**Task instructions:** Count every line of these entries that holds the word "image", and reply with the number only.

::: Information provided :::

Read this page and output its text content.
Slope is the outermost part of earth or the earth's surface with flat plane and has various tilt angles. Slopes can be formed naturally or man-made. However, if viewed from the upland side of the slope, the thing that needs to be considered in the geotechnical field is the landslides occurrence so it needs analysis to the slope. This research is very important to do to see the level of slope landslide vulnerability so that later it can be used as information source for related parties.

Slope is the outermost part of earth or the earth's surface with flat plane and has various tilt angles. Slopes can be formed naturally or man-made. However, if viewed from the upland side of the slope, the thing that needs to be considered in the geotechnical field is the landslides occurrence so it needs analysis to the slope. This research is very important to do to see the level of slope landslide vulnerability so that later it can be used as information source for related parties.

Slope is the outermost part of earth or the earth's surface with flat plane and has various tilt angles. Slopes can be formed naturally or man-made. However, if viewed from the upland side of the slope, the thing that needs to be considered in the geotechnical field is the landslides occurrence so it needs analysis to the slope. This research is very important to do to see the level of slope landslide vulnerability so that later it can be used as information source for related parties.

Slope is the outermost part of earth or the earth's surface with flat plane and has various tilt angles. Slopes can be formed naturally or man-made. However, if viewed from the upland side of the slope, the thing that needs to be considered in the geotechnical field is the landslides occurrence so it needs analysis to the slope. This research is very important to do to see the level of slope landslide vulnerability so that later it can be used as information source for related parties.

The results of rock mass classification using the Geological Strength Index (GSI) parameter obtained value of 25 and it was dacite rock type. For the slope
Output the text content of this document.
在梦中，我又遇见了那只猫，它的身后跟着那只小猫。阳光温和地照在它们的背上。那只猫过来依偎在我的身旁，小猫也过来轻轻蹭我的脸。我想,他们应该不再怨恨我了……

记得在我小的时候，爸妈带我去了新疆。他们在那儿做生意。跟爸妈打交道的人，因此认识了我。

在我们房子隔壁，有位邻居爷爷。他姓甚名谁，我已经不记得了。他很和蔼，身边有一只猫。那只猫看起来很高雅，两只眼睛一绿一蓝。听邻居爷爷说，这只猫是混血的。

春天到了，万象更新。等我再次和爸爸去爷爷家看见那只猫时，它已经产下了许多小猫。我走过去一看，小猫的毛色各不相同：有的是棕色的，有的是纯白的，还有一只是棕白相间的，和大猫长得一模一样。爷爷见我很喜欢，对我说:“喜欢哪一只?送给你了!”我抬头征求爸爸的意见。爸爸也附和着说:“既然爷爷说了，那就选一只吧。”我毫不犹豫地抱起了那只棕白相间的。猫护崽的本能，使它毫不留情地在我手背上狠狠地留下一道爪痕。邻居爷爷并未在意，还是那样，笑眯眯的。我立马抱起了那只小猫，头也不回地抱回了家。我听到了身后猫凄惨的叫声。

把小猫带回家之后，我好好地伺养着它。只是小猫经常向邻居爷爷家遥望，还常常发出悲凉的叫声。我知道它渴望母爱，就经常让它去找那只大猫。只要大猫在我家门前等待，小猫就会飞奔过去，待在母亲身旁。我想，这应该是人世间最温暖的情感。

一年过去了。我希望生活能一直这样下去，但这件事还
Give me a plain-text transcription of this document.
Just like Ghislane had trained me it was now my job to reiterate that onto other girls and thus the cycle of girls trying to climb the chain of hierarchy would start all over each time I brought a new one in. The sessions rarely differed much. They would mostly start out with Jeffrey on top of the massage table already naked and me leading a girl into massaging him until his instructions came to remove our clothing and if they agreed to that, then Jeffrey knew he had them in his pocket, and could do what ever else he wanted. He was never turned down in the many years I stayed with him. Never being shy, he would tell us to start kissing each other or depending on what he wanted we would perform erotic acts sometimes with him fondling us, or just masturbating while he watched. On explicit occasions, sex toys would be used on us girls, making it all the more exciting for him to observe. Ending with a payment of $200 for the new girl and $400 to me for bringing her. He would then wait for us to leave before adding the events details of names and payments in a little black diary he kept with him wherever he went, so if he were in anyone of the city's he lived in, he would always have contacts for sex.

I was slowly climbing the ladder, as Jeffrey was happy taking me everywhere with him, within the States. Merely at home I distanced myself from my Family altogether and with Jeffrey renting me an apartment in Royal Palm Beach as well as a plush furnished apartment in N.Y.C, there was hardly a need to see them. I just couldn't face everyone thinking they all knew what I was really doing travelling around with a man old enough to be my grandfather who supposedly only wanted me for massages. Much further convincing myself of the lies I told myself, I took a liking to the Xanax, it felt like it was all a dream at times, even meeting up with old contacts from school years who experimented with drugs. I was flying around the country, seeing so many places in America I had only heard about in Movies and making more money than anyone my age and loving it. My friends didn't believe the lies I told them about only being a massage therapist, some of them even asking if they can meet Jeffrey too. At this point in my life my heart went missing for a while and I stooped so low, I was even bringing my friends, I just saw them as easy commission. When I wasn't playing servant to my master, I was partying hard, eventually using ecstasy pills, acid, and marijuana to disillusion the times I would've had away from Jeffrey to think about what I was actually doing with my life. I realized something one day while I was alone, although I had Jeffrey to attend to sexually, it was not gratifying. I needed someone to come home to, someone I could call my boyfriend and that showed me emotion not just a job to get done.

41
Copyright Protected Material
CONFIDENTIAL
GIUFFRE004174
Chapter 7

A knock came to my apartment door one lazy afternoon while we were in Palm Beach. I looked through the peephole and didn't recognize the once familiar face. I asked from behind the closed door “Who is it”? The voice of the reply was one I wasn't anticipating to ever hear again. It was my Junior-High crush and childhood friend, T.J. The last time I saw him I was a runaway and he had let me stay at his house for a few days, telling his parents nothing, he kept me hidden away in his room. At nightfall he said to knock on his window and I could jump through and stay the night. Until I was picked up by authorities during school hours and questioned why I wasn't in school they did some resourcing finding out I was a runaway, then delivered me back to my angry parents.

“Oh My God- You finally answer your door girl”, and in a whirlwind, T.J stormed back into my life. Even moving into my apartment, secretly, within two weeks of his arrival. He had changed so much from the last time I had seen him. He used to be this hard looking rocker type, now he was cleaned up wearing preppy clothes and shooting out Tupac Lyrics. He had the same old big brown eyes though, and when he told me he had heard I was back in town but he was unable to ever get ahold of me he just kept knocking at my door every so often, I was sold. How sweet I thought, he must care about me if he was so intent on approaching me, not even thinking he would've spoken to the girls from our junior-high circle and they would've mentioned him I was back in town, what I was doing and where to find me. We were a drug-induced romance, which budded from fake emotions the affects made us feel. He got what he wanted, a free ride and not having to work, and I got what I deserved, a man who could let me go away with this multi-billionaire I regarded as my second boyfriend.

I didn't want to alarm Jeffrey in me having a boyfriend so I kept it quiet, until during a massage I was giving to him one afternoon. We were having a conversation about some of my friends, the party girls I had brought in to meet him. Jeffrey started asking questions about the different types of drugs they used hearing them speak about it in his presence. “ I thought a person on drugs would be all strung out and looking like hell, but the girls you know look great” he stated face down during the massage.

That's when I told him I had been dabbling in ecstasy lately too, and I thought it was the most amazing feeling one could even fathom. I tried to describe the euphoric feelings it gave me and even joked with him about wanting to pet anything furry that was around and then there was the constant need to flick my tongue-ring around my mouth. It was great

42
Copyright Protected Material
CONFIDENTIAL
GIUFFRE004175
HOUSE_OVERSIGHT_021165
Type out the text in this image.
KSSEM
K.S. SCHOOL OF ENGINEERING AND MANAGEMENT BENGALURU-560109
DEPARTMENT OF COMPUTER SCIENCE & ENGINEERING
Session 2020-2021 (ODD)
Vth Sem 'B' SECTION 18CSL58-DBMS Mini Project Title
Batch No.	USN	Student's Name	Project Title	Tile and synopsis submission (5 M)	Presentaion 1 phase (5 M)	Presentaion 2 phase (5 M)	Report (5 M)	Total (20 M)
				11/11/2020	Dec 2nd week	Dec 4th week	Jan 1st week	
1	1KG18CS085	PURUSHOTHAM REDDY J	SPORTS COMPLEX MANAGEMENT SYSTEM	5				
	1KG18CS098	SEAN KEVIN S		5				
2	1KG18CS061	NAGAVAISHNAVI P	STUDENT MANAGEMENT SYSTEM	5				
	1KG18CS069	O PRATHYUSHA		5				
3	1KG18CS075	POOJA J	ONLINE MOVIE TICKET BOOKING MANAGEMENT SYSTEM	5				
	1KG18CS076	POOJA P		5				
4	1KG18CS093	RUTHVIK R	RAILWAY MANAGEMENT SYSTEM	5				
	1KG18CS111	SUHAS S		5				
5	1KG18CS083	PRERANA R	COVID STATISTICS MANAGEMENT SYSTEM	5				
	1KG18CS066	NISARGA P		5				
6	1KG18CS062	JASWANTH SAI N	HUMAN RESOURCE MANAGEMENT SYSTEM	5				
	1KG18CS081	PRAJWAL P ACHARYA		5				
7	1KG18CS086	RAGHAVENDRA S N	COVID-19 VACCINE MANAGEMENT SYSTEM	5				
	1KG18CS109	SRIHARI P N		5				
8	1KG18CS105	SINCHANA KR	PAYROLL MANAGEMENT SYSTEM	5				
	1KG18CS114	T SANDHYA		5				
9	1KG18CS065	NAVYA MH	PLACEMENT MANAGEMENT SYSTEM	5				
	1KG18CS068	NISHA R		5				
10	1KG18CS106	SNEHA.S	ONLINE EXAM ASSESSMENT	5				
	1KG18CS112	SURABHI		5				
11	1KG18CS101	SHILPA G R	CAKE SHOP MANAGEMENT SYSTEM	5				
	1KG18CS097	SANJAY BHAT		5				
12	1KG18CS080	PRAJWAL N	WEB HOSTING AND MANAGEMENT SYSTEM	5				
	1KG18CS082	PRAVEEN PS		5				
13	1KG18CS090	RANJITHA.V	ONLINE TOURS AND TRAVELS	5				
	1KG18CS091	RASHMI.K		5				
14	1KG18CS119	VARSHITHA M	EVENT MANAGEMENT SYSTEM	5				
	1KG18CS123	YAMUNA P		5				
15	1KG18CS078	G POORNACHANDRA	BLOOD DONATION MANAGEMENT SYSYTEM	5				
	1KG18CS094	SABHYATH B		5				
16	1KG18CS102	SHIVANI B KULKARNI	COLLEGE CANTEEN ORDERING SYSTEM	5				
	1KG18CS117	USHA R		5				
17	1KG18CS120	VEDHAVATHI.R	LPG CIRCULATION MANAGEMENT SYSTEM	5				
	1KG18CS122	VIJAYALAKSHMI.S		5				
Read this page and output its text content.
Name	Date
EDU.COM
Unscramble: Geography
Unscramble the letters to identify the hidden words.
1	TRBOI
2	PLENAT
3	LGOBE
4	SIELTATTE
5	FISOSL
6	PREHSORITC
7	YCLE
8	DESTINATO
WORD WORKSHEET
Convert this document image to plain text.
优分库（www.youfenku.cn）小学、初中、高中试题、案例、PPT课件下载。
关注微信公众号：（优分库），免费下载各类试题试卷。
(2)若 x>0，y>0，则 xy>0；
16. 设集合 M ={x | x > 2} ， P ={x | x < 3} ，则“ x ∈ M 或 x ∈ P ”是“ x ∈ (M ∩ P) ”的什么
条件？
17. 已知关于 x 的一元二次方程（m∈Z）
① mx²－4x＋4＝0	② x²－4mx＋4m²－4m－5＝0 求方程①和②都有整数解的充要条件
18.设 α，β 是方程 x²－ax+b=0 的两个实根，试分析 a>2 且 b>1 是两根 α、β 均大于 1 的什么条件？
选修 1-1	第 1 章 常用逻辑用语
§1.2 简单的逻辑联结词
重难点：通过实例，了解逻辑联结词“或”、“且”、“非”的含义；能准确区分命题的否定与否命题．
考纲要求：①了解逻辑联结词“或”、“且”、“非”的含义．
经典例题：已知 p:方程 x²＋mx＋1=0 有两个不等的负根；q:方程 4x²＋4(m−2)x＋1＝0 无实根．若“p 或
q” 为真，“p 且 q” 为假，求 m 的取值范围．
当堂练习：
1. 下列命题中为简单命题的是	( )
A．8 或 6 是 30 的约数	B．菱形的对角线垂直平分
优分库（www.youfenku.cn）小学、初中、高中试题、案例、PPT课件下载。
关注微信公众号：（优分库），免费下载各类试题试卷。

:::

**Exercise result:** 2